(DOCUMENT SECTION):
- - -

- Date: October 17, 2008
- Main characters: Joker Jonny Frost Batman Killer Croc Riddler Two-Face Harley Quinn Penguin
- Page count: 128 pages
- Publisher: DC Comics

Creative team
- Writers: Brian Azzarello
- Artists: Lee Bermejo
- Inkers: Mick Gray
- Letterers: Robert Clark
- Colourists: Patricia Mulvihill
- ISBN: 1401215815

= Joker (graphic novel) =

2008 graphic novel by DC Comics

Joker is an American graphic novel published by DC Comics in 2008. Written by Brian Azzarello and illustrated by Lee Bermejo, it is based on characters from DC's Batman series, focusing primarily on the title character. It is a unique take on the Batman mythos, set outside regular continuity and narrated by one of the Joker's henchmen. The miniseries Batman: Damned is a stand-alone sequel to the graphic novel, with the miniseries incorporating certain details, settings, and designs that hint at the two stories sharing a connected narrative.

==Publication history==
Azzarello and Bermejo had previously worked on a similar take on Superman's archenemy in Lex Luthor: Man of Steel, and Joker grew out of a discussion following completion of that project. DC Editor Dan DiDio approved the new project the following day. The initial plan was to reflect this connection with a title sharing the same structure, Joker: The Dark Knight but was felt to be too similar to the film The Dark Knight, and so the name was shortened. When the writer was asked if he preferred writing villains he said: "I relate to them. [Laughs] I don't relate to the heroes. The Man, tryin' to keep you down!"

- - -

(EXERCISE MATERIAL):
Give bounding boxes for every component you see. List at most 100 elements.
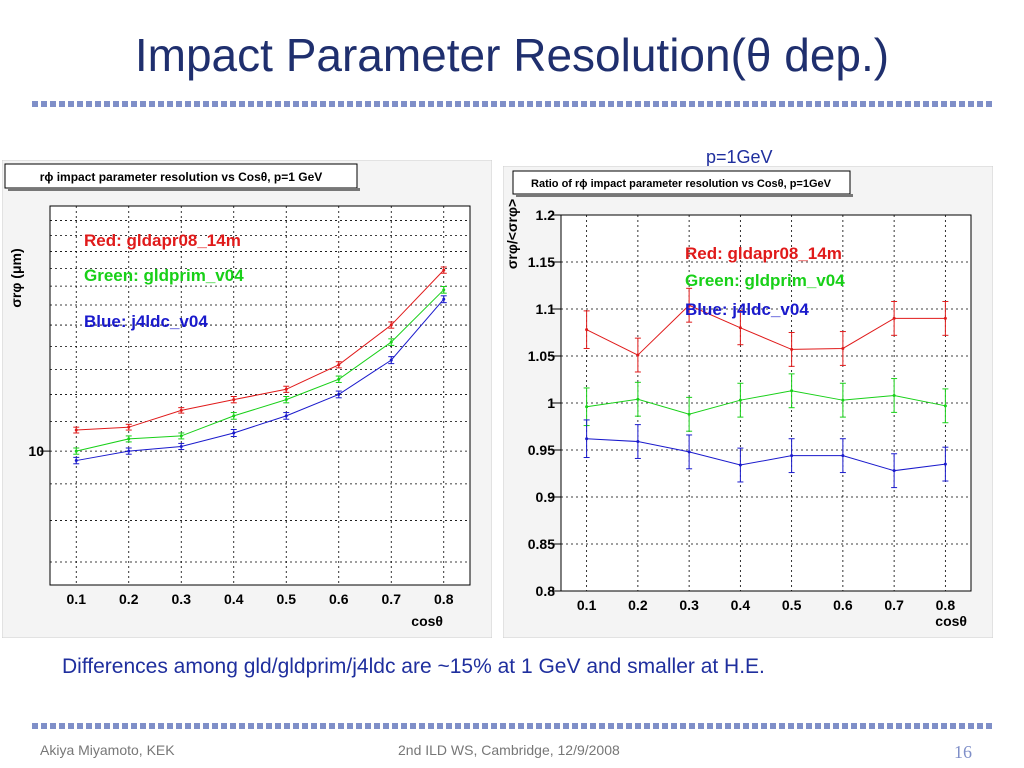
x-tick-label: 0.1 (577, 597, 597, 613)
grid (50, 205, 470, 585)
data-point (232, 431, 236, 435)
series-line-1 (76, 289, 445, 452)
data-point (636, 440, 640, 444)
data-point (943, 462, 947, 466)
plot-area (49, 205, 471, 586)
series-group (73, 266, 447, 465)
data-point (179, 434, 183, 438)
data-point (687, 412, 691, 416)
series-line-1 (586, 390, 946, 415)
data-point (892, 393, 896, 397)
y-axis-label: σrφ (μm) (8, 248, 24, 307)
data-point (74, 428, 78, 432)
legend-blue: Blue: j4ldc_v04 (685, 300, 809, 319)
data-point (337, 377, 341, 381)
grid (561, 214, 971, 592)
x-axis-label: cosθ (935, 613, 967, 629)
x-tick-label: 0.5 (782, 597, 802, 613)
x-tick-label: 0.2 (628, 597, 648, 613)
x-axis-label: cosθ (411, 613, 443, 629)
y-tick-label: 1.15 (528, 254, 555, 270)
data-point (442, 268, 446, 272)
chart-title-box (4, 163, 358, 189)
data-point (127, 425, 131, 429)
series-line-2 (76, 298, 445, 462)
data-point (738, 326, 742, 330)
data-point (943, 404, 947, 408)
legend-green: Green: gldprim_v04 (84, 266, 244, 285)
x-tick-label: 0.7 (884, 597, 904, 613)
data-point (790, 454, 794, 458)
y-tick-label: 1.1 (536, 301, 556, 317)
data-point (127, 437, 131, 441)
data-point (442, 297, 446, 301)
y-tick-label: 1.2 (536, 207, 556, 223)
axis-ticks: 0.1 0.2 0.3 0.4 0.5 0.6 0.7 0.8 10 (28, 443, 453, 607)
data-point (337, 363, 341, 367)
x-tick-label: 0.6 (329, 591, 349, 607)
top-divider (32, 101, 992, 107)
data-point (738, 398, 742, 402)
x-tick-label: 0.3 (679, 597, 699, 613)
legend-blue: Blue: j4ldc_v04 (84, 312, 208, 331)
slide-caption: Differences among gld/gldprim/j4ldc are … (62, 655, 765, 678)
data-point (892, 469, 896, 473)
data-point (841, 398, 845, 402)
data-point (687, 450, 691, 454)
data-point (687, 303, 691, 307)
data-point (636, 397, 640, 401)
series-line-0 (76, 269, 445, 431)
data-point (790, 389, 794, 393)
legend-red: Red: gldapr08_14m (84, 231, 241, 250)
chart-title: Ratio of rϕ impact parameter resolution … (531, 178, 832, 190)
data-point (841, 346, 845, 350)
legend-green: Green: gldprim_v04 (685, 271, 845, 290)
series-group (583, 287, 949, 489)
data-point (389, 323, 393, 327)
y-tick-label: 0.95 (528, 442, 555, 458)
data-point (232, 414, 236, 418)
footer-author: Akiya Miyamoto, KEK (40, 742, 175, 758)
resolution-chart: rϕ impact parameter resolution vs Cosθ, … (2, 160, 492, 638)
y-tick-label: 0.85 (528, 536, 555, 552)
x-tick-label: 0.4 (731, 597, 751, 613)
bottom-divider (32, 723, 992, 729)
data-point (738, 463, 742, 467)
y-tick-label: 1 (547, 395, 555, 411)
y-tick-label: 0.9 (536, 489, 556, 505)
momentum-label: p=1GeV (706, 147, 773, 167)
data-point (74, 459, 78, 463)
data-point (943, 316, 947, 320)
data-point (337, 392, 341, 396)
series-line-2 (586, 438, 946, 472)
data-point (442, 288, 446, 292)
data-point (127, 449, 131, 453)
data-point (892, 316, 896, 320)
footer-event: 2nd ILD WS, Cambridge, 12/9/2008 (398, 742, 620, 758)
data-point (284, 387, 288, 391)
data-point (790, 347, 794, 351)
x-tick-label: 0.4 (224, 591, 244, 607)
slide-title: Impact Parameter Resolution(θ dep.) (134, 29, 890, 81)
data-point (636, 353, 640, 357)
axis-ticks: 0.1 0.2 0.3 0.4 0.5 0.6 0.7 0.8 0.8 0.85 0.9 0.95 1 1… (528, 207, 956, 613)
data-point (585, 437, 589, 441)
y-tick-label: 1.05 (528, 348, 555, 364)
data-point (389, 358, 393, 362)
x-tick-label: 0.3 (172, 591, 192, 607)
data-point (74, 449, 78, 453)
x-tick-label: 0.7 (382, 591, 402, 607)
legend-red: Red: gldapr08_14m (685, 244, 842, 263)
data-point (179, 408, 183, 412)
x-tick-label: 0.2 (119, 591, 139, 607)
x-tick-label: 0.6 (833, 597, 853, 613)
data-point (585, 405, 589, 409)
data-point (179, 444, 183, 448)
x-tick-label: 0.8 (434, 591, 454, 607)
page-number: 16 (954, 742, 972, 762)
y-tick-label: 10 (28, 443, 44, 459)
y-axis-label: σrφ/<σrφ> (504, 199, 520, 269)
y-tick-label: 0.8 (536, 583, 556, 599)
data-point (284, 398, 288, 402)
chart-title-shadow (516, 194, 853, 197)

- - -

(TASKS TO COMPLETE):
**1.** In the records, rewrite the stretch from the line containing "x-tick-label: 0.1 (577, 597, 597, 613)" through the line containing "chart-title: Ratio of", putting "point-marker" wherever "data-point" appears and keeping all else the same. Give only those lines.
**2.** Continue the article on the Joker graphic novel from where it stops.
The text and the records come from unrelated sources.

(ANSWERS TO THE EXERCISE):
**1.**
x-tick-label: 0.1 (577, 597, 597, 613)
grid (50, 205, 470, 585)
point-marker (232, 431, 236, 435)
series-line-1 (76, 289, 445, 452)
point-marker (636, 440, 640, 444)
point-marker (943, 462, 947, 466)
plot-area (49, 205, 471, 586)
series-group (73, 266, 447, 465)
point-marker (179, 434, 183, 438)
point-marker (687, 412, 691, 416)
series-line-1 (586, 390, 946, 415)
point-marker (892, 393, 896, 397)
y-axis-label: σrφ (μm) (8, 248, 24, 307)
point-marker (74, 428, 78, 432)
legend-blue: Blue: j4ldc_v04 (685, 300, 809, 319)
point-marker (337, 377, 341, 381)
grid (561, 214, 971, 592)
x-axis-label: cosθ (935, 613, 967, 629)
x-tick-label: 0.5 (782, 597, 802, 613)
x-tick-label: 0.2 (628, 597, 648, 613)
x-axis-label: cosθ (411, 613, 443, 629)
y-tick-label: 1.15 (528, 254, 555, 270)
point-marker (442, 268, 446, 272)
chart-title-box (4, 163, 358, 189)
point-marker (127, 425, 131, 429)
series-line-2 (76, 298, 445, 462)
point-marker (738, 326, 742, 330)
point-marker (943, 404, 947, 408)
legend-green: Green: gldprim_v04 (84, 266, 244, 285)
x-tick-label: 0.7 (884, 597, 904, 613)
point-marker (790, 454, 794, 458)
y-tick-label: 1.1 (536, 301, 556, 317)
point-marker (127, 437, 131, 441)
point-marker (442, 297, 446, 301)
y-tick-label: 1.2 (536, 207, 556, 223)
axis-ticks: 0.1 0.2 0.3 0.4 0.5 0.6 0.7 0.8 10 (28, 443, 453, 607)
point-marker (337, 363, 341, 367)
x-tick-label: 0.6 (329, 591, 349, 607)
top-divider (32, 101, 992, 107)
point-marker (738, 398, 742, 402)
x-tick-label: 0.3 (679, 597, 699, 613)
legend-blue: Blue: j4ldc_v04 (84, 312, 208, 331)
slide-caption: Differences among gld/gldprim/j4ldc are … (62, 655, 765, 678)
point-marker (892, 469, 896, 473)
point-marker (841, 398, 845, 402)
point-marker (687, 450, 691, 454)
point-marker (687, 303, 691, 307)
point-marker (636, 397, 640, 401)
series-line-0 (76, 269, 445, 431)
point-marker (790, 389, 794, 393)
legend-red: Red: gldapr08_14m (84, 231, 241, 250)
chart-title: Ratio of rϕ impact parameter resolution … (531, 178, 832, 190)

**2.**
==Plot==
Jonny Frost, a low-level thug, is sent to Arkham Asylum to pick up the newly released Joker, who immediately takes a liking to Frost, using him as a chauffeur. Frost drives Joker to the lair of Killer Croc. The three go to a strip bar called the Grin and Bare It. With the help of Harley Quinn, Joker kills one of his former henchmen and claims his intention to make Gotham City his again. Joker robs a bank and coaxes the Penguin to invest the stolen money. Joker embarks on a killing spree, murdering many thugs who stole his money, turf, and bizarre sense of reputation. He is then informed by Penguin that Harvey Dent, his chief rival for control of Gotham, is avoiding him, enraging Joker. Frost is detained by Dent, who warns him that Joker will kill him, but Frost delusionally believes he is an equal partner to Joker. Subsequently, Frost is late to Joker's meeting with the Riddler, a disabled weapons dealer. They exchange a briefcase, and Joker and his crew leave. Once on the road, they are attacked by crooked off-duty cops hired by Dent, and Frost saves Joker's life in the scuffle.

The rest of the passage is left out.